Copy the listing word for word, starting at the line that contains "UI element localization: list" and ending at the line that contains "document-body (140, 104, 810, 1157)", and leave out the pictures.

- **Provided data**:
· · · ·

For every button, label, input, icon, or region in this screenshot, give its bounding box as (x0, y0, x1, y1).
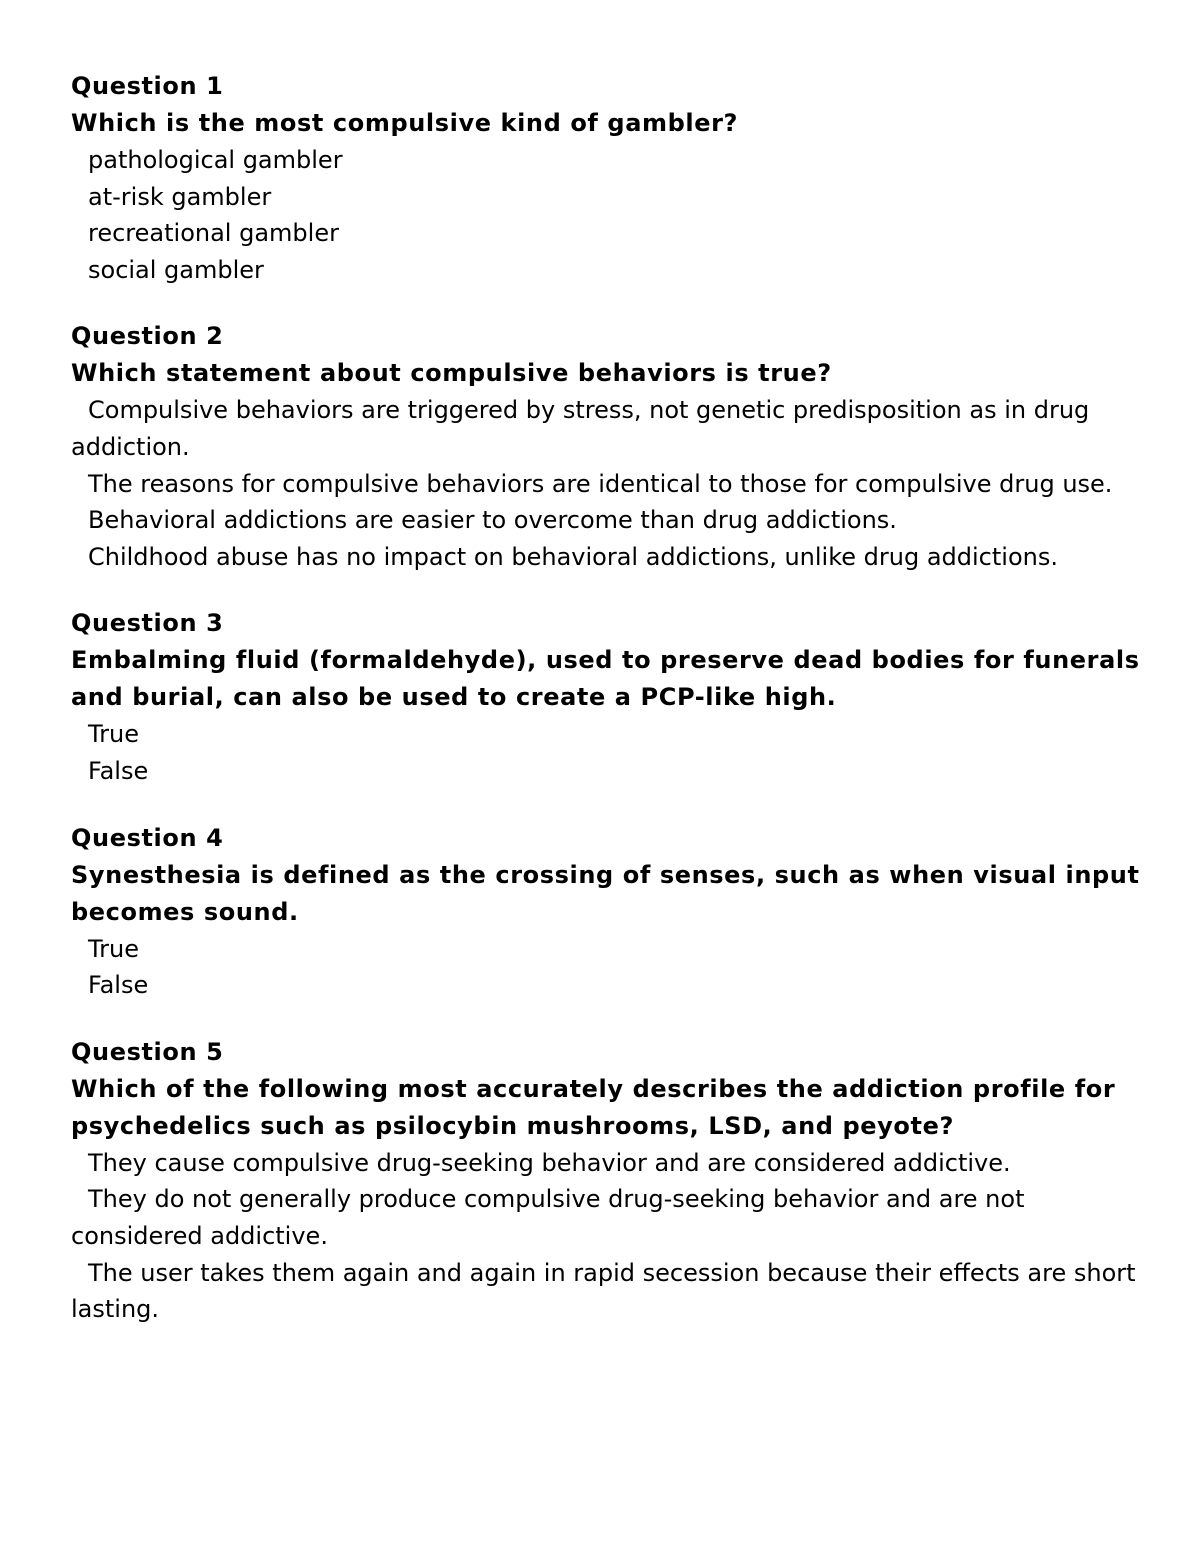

· · · ·

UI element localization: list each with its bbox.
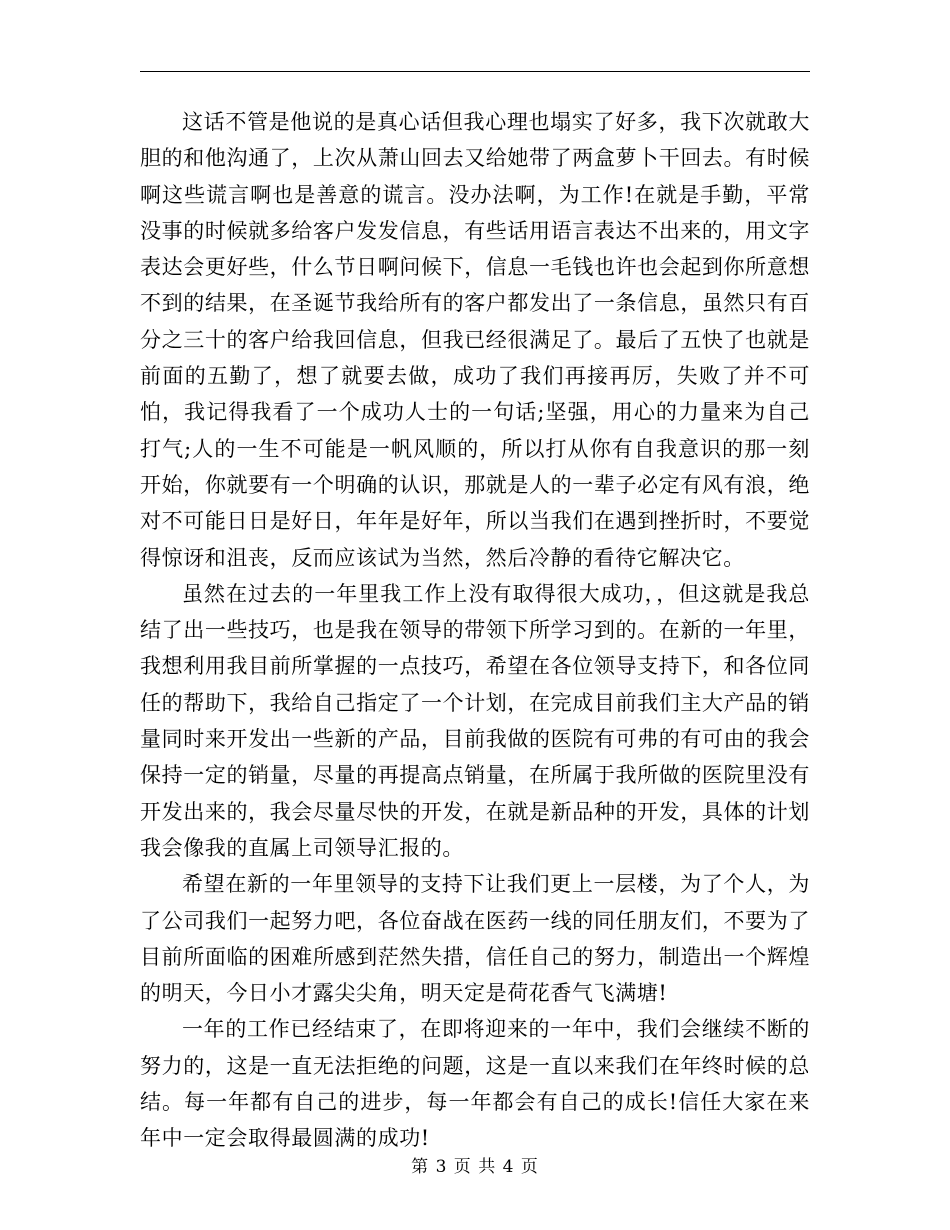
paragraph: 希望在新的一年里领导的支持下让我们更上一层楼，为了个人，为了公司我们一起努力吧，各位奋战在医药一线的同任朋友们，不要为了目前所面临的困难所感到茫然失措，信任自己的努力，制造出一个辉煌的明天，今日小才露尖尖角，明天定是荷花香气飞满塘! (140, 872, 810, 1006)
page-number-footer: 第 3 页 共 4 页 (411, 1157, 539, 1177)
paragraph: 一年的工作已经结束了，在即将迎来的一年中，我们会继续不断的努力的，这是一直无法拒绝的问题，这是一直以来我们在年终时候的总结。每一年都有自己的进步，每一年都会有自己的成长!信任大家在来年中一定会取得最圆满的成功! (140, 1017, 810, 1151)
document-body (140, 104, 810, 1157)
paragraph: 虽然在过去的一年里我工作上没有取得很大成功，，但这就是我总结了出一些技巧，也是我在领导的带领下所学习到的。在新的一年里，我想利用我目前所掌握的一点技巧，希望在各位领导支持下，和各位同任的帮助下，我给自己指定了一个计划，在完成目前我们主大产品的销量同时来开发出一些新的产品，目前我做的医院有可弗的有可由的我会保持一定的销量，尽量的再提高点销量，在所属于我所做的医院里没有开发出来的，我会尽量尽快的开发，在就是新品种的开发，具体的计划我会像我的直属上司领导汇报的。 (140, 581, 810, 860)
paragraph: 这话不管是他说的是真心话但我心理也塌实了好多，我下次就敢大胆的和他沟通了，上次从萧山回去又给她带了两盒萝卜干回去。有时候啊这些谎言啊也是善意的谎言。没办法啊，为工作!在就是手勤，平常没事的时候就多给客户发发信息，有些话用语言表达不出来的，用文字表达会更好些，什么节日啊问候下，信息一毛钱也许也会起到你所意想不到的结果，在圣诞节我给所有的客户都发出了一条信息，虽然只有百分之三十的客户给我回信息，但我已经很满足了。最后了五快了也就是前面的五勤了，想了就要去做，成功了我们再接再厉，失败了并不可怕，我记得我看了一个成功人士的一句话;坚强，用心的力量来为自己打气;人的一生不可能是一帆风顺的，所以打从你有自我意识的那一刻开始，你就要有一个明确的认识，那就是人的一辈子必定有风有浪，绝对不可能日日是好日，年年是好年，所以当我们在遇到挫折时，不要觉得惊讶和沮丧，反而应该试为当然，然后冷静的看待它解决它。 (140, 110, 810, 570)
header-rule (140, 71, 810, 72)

· · · ·

- **Exercise answer**:
UI element localization: list each with its bbox.
paragraph: 希望在新的一年里领导的支持下让我们更上一层楼，为了个人，为了公司我们一起努力吧，各位奋战在医药一线的同任朋友们，不要为了目前所面临的困难所感到茫然失措，信任自己的努力，制造出一个辉煌的明天，今日小才露尖尖角，明天定是荷花香气飞满塘! (140, 872, 810, 1006)
page-number-footer: 第 3 页 共 4 页 (411, 1157, 539, 1177)
paragraph: 一年的工作已经结束了，在即将迎来的一年中，我们会继续不断的努力的，这是一直无法拒绝的问题，这是一直以来我们在年终时候的总结。每一年都有自己的进步，每一年都会有自己的成长!信任大家在来年中一定会取得最圆满的成功! (140, 1017, 810, 1151)
document-body (140, 104, 810, 1157)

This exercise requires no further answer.